**Exercise brief**
Omit any picture, and return the remaining data exactly as written.

Collection entries
## begin
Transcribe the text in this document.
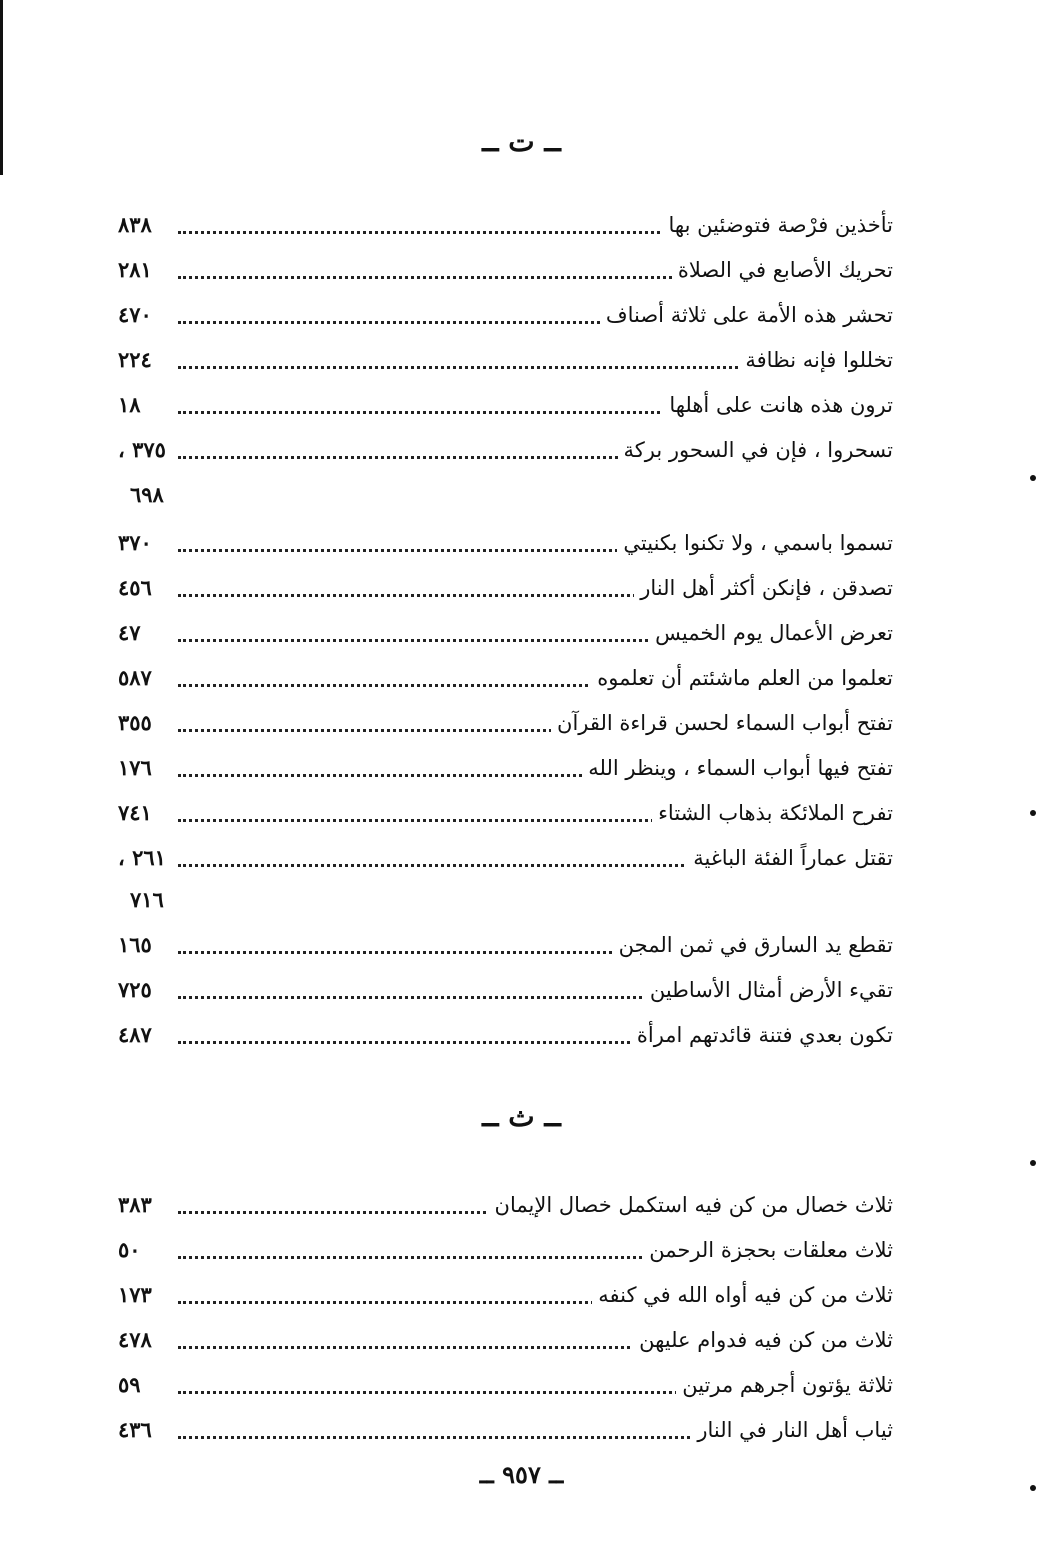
ــ ت ــ
تأخذين فرْصة فتوضئين بها
٨٣٨
تحريك الأصابع في الصلاة
٢٨١
تحشر هذه الأمة على ثلاثة أصناف
٤٧٠
تخللوا فإنه نظافة
٢٢٤
ترون هذه هانت على أهلها
١٨
تسحروا ، فإن في السحور بركة
٣٧٥ ،
٦٩٨
تسموا باسمي ، ولا تكنوا بكنيتي
٣٧٠
تصدقن ، فإنكن أكثر أهل النار
٤٥٦
تعرض الأعمال يوم الخميس
٤٧
تعلموا من العلم ماشئتم أن تعلموه
٥٨٧
تفتح أبواب السماء لحسن قراءة القرآن
٣٥٥
تفتح فيها أبواب السماء ، وينظر الله
١٧٦
تفرح الملائكة بذهاب الشتاء
٧٤١
تقتل عماراً الفئة الباغية
٢٦١ ،
٧١٦
تقطع يد السارق في ثمن المجن
١٦٥
تقيء الأرض أمثال الأساطين
٧٢٥
تكون بعدي فتنة قائدتهم امرأة
٤٨٧
ــ ث ــ
ثلاث خصال من كن فيه استكمل خصال الإيمان
٣٨٣
ثلاث معلقات بحجزة الرحمن
٥٠
ثلاث من كن فيه أواه الله في كنفه
١٧٣
ثلاث من كن فيه فدوام عليهن
٤٧٨
ثلاثة يؤتون أجرهم مرتين
٥٩
ثياب أهل النار في النار
٤٣٦
ــ ٩٥٧ ــ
## end
**The solution**
Transcribe the text in this document.
ــ ت ــ
تأخذين فرْصة فتوضئين بها
٨٣٨
تحريك الأصابع في الصلاة
٢٨١
تحشر هذه الأمة على ثلاثة أصناف
٤٧٠
تخللوا فإنه نظافة
٢٢٤
ترون هذه هانت على أهلها
١٨
تسحروا ، فإن في السحور بركة
٣٧٥ ،
٦٩٨
تسموا باسمي ، ولا تكنوا بكنيتي
٣٧٠
تصدقن ، فإنكن أكثر أهل النار
٤٥٦
تعرض الأعمال يوم الخميس
٤٧
تعلموا من العلم ماشئتم أن تعلموه
٥٨٧
تفتح أبواب السماء لحسن قراءة القرآن
٣٥٥
تفتح فيها أبواب السماء ، وينظر الله
١٧٦
تفرح الملائكة بذهاب الشتاء
٧٤١
تقتل عماراً الفئة الباغية
٢٦١ ،
٧١٦
تقطع يد السارق في ثمن المجن
١٦٥
تقيء الأرض أمثال الأساطين
٧٢٥
تكون بعدي فتنة قائدتهم امرأة
٤٨٧
ــ ث ــ
ثلاث خصال من كن فيه استكمل خصال الإيمان
٣٨٣
ثلاث معلقات بحجزة الرحمن
٥٠
ثلاث من كن فيه أواه الله في كنفه
١٧٣
ثلاث من كن فيه فدوام عليهن
٤٧٨
ثلاثة يؤتون أجرهم مرتين
٥٩
ثياب أهل النار في النار
٤٣٦
ــ ٩٥٧ ــ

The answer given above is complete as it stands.